• _PAGE_:
※ ※ ※
L’expression « violente amour » serait de lui, elle traduit son sentiment ambigu de souverain épris de son peuple qui doit néanmoins en combattre une partie de celui-ci pour reprendre son royaume et assoir sa légitimité. Henri IV n’est pas reconnu comme roi par la Ligue catholique car il est protestant, il a néanmoins une partie de la noblesse et donc de l’armée catholique avec lui par fidélité envers la légalité et la tradition de l’ordre de succession du roi de France.

Le dilemme et la lutte de Henri IV pour reconquérir son royaume et son peuple

Henri IV, premier roi de la branche des Bourbons, a un tempérament différent de Henri III, il n’a pas été élevé à la cour du roi de France bien qu’il y ait vécu un temps après son mariage avec Marguerite mais dans des circonstances très difficiles. Henri IV mène ses troupes et participe aux batailles depuis tout jeune, il est habillé modestement et souvent en armures, adepte du franc parler en allant à l’essentiel sans fioritures ni grandes tirades, proche du peuple et familier avec ses courtisans sans cérémonial.

Alors qu’il succède à Henri III, il hésite à se convertir au catholicisme comme lui enjoignent les nobles catholiques qui le soutiennent mais cette décision risque très certainement de lui mettre à dos les puissants nobles protestants qui lui sont fidèles depuis toujours et puis, ce serait encore une énième fois qu’il changerait de religion. Henri IV décide donc de remettre à plus tard sa décision mais il se montre tolérant envers les catholiques et magnanime envers ses anciens adversaires lorsqu’ils sont défaits afin de s’assurer de leur soutien.
※ ※ ※
• _TÂCHES ET EXERCICES_:
1. Répondez à ces questions sur le texte consacré à Henri IV :
(a) Pourquoi la Ligue catholique ne reconnaît-elle pas Henri IV comme roi ?
(b) De quelle branche Henri IV est-il le premier roi ?
(c) Envers qui se montre-t-il magnanime lorsqu’ils sont défaits ?
2. Renvoyez sans aucun changement le passage du texte sur Henri IV qui commence par les mots contenant « Alors qu’il succède » et se termine par « de leur soutien. ».

• _SECTION DES DONNÉES_:
※ ※ ※
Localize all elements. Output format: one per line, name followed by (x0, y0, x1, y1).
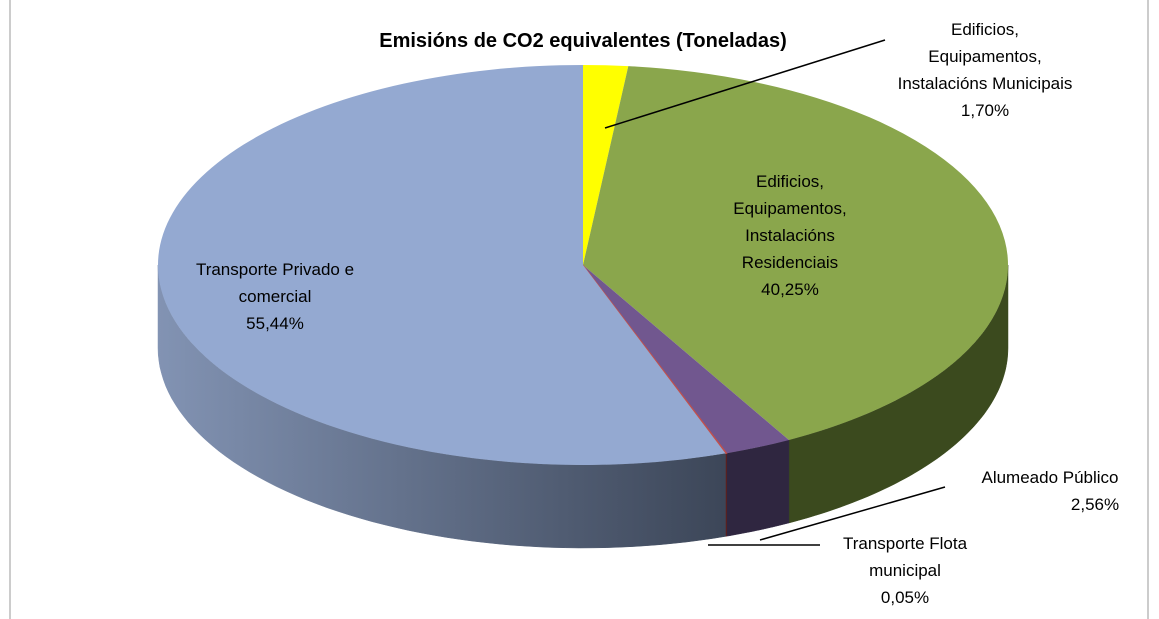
※ ※ ※
• _RÉPONSES PAR ORDRE_:
1.
(a) Parce qu’il est protestant.
(b) La branche des Bourbons.
(c) Envers ses anciens adversaires.

2.
Alors qu’il succède à Henri III, il hésite à se convertir au catholicisme comme lui enjoignent les nobles catholiques qui le soutiennent mais cette décision risque très certainement de lui mettre à dos les puissants nobles protestants qui lui sont fidèles depuis toujours et puis, ce serait encore une énième fois qu’il changerait de religion. Henri IV décide donc de remettre à plus tard sa décision mais il se montre tolérant envers les catholiques et magnanime envers ses anciens adversaires lorsqu’ils sont défaits afin de s’assurer de leur soutien.